Is there any real moral difference between killing & eating a pig & a dolphin?

Dolphins (the mammal not the fish) and pigs are both relatively intelligent animals. We eat pigs with gusto, and yet tend to be deferential to the dolphin in or moral calculus about what is, and is not, appropriate to eat.

If relative intelligence is the discriminator metric as to what it is morally acceptable to kill and eat, and both are available for killing and eating, why should the dolphin get a pass and the pig get barbecue sauce?

I think it is illogical.

The reasons people behave this way:
a) People are irrational
b) Social inertia: people are “used to” eating pigs

(and I eat pork, so I’m one of the irrational ones)

I’m not sure why Americans don’t eat dolphin, but I’m skeptical that it’s because of a moral decision. I think it’s more likely that it’s because they’re more or less made of blubber which most Americans (Alaskan indian tribes excepted) don’t find to be particularily palatable.

Drop a person into the middle of a crowded pod of dolphins, and (according to popular belief) he will be swum safely to shore. Drop a person into the middle of a crowded pig pen and he will be trampled and eaten before he gets to the gate.

Dolphins: cute. Pigs: sometimes cute, sometimes fat, disgusting, and scary.

Dolphins communicate with chirps and whisltles. Pigs communicate with grunts and snorts.

Dolphins are a symbol of mystical wisdom and intelligence. Pigs are a symbol of, well…pork. And glutony.

Flipper. Arnold.

## Record set
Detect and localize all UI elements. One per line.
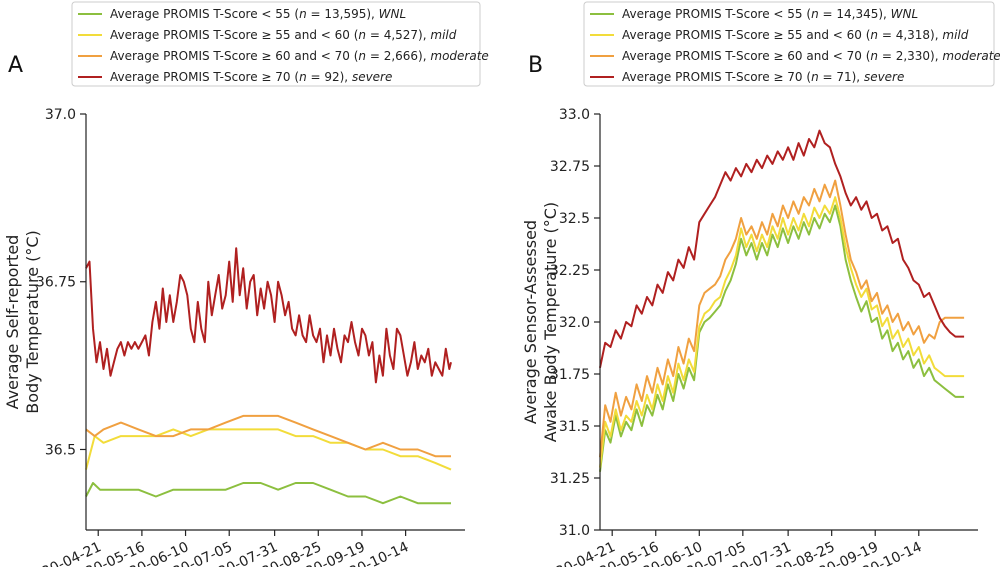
series-line-moderate xyxy=(599,179,965,458)
panel-label: A xyxy=(8,53,23,78)
legend-text: Average PROMIS T-Score ≥ 70 ( xyxy=(622,70,811,84)
series-line-severe xyxy=(85,247,452,384)
legend-n: n xyxy=(358,28,366,42)
y-tick-label: 36.5 xyxy=(45,442,76,458)
y-tick-label: 32.5 xyxy=(559,211,590,227)
legend-n: n xyxy=(870,28,878,42)
legend-entry: Average PROMIS T-Score ≥ 60 and < 70 (n … xyxy=(110,49,489,63)
legend-text: Average PROMIS T-Score ≥ 60 and < 70 ( xyxy=(110,49,358,63)
y-tick-label: 32.75 xyxy=(550,159,590,175)
legend-entry: Average PROMIS T-Score < 55 (n = 13,595)… xyxy=(110,7,406,21)
panel-b: B 31.0 31.25 31.5 31.75 32.0 32.25 32.5 32.75 33.… xyxy=(521,1,1000,567)
series-line-WNL xyxy=(599,204,965,472)
y-tick-label: 37.0 xyxy=(45,107,76,123)
y-axis-label: Average Self-reported xyxy=(3,235,22,410)
y-axis-label: Awake Body Temperature (°C) xyxy=(541,202,560,442)
legend-severity: WNL xyxy=(891,7,919,21)
legend-count: = 14,345), xyxy=(819,7,891,21)
legend-entry: Average PROMIS T-Score ≥ 70 (n = 71), se… xyxy=(622,70,904,84)
legend-entry: Average PROMIS T-Score < 55 (n = 14,345)… xyxy=(622,7,918,21)
y-tick-label: 31.75 xyxy=(550,367,590,383)
series-line-mild xyxy=(599,196,965,468)
legend-n: n xyxy=(811,70,819,84)
legend-n: n xyxy=(299,7,307,21)
legend-count: = 4,527), xyxy=(366,28,430,42)
legend-entry: Average PROMIS T-Score ≥ 60 and < 70 (n … xyxy=(622,49,1000,63)
legend-n: n xyxy=(358,49,366,63)
series-line-moderate xyxy=(85,414,451,458)
legend-count: = 2,330), xyxy=(878,49,942,63)
legend-box xyxy=(583,1,995,87)
series-line-WNL xyxy=(85,482,451,505)
y-tick-label: 31.0 xyxy=(559,523,590,539)
legend-severity: severe xyxy=(864,70,904,84)
legend-text: Average PROMIS T-Score ≥ 55 and < 60 ( xyxy=(622,28,870,42)
legend-entry: Average PROMIS T-Score ≥ 55 and < 60 (n … xyxy=(622,28,969,42)
legend-text: Average PROMIS T-Score < 55 ( xyxy=(110,7,299,21)
legend-n: n xyxy=(811,7,819,21)
panel-label: B xyxy=(528,53,543,78)
legend-count: = 92), xyxy=(307,70,352,84)
y-tick-label: 31.25 xyxy=(550,471,590,487)
legend-entry: Average PROMIS T-Score ≥ 55 and < 60 (n … xyxy=(110,28,457,42)
legend-box xyxy=(71,1,481,87)
legend-count: = 2,666), xyxy=(366,49,430,63)
y-tick-label: 32.25 xyxy=(550,263,590,279)
panel-a: A36.536.7537.02020-04-212020-05-162020-0… xyxy=(3,1,489,567)
series-line-severe xyxy=(599,129,965,369)
legend-text: Average PROMIS T-Score < 55 ( xyxy=(622,7,811,21)
legend-count: = 71), xyxy=(819,70,864,84)
legend-severity: mild xyxy=(942,28,968,42)
legend-severity: mild xyxy=(430,28,456,42)
y-tick-label: 31.5 xyxy=(559,419,590,435)
legend-text: Average PROMIS T-Score ≥ 55 and < 60 ( xyxy=(110,28,358,42)
series-line-mild xyxy=(85,428,452,471)
legend-severity: moderate xyxy=(942,49,1000,63)
legend-text: Average PROMIS T-Score ≥ 60 and < 70 ( xyxy=(622,49,870,63)
legend-count: = 13,595), xyxy=(307,7,379,21)
legend: Average PROMIS T-Score < 55 (n = 14,345)… xyxy=(583,1,1000,87)
legend-count: = 4,318), xyxy=(878,28,942,42)
legend-text: Average PROMIS T-Score ≥ 70 ( xyxy=(110,70,299,84)
legend-n: n xyxy=(299,70,307,84)
legend-severity: WNL xyxy=(379,7,407,21)
legend-n: n xyxy=(870,49,878,63)
y-axis-label: Body Temperature (°C) xyxy=(23,230,42,414)
y-tick-label: 36.75 xyxy=(36,275,76,291)
y-tick-label: 33.0 xyxy=(559,107,590,123)
legend-severity: severe xyxy=(352,70,392,84)
y-tick-label: 32.0 xyxy=(559,315,590,331)
y-axis-label: Average Sensor-Assessed xyxy=(521,220,540,424)
legend: Average PROMIS T-Score < 55 (n = 13,595)… xyxy=(71,1,489,87)
legend-entry: Average PROMIS T-Score ≥ 70 (n = 92), se… xyxy=(110,70,392,84)
legend-severity: moderate xyxy=(430,49,488,63)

## Exercises
**a)** In the post about eating pigs and dolphins, what does the writer say dolphins are more or less made of?
**b)** Copy out the rows from the line containing "series-line-moderate xyxy=(599,179,965,458)" through the line containing "(n … xyxy=(110,49,489,63)", both lines included.

## Answers provided
**a)** Blubber.

**b)**
series-line-moderate xyxy=(599,179,965,458)
panel-label: A xyxy=(8,53,23,78)
legend-text: Average PROMIS T-Score ≥ 70 ( xyxy=(622,70,811,84)
series-line-severe xyxy=(85,247,452,384)
legend-n: n xyxy=(358,28,366,42)
y-tick-label: 36.5 xyxy=(45,442,76,458)
y-tick-label: 32.5 xyxy=(559,211,590,227)
legend-n: n xyxy=(870,28,878,42)
legend-entry: Average PROMIS T-Score ≥ 60 and < 70 (n … xyxy=(110,49,489,63)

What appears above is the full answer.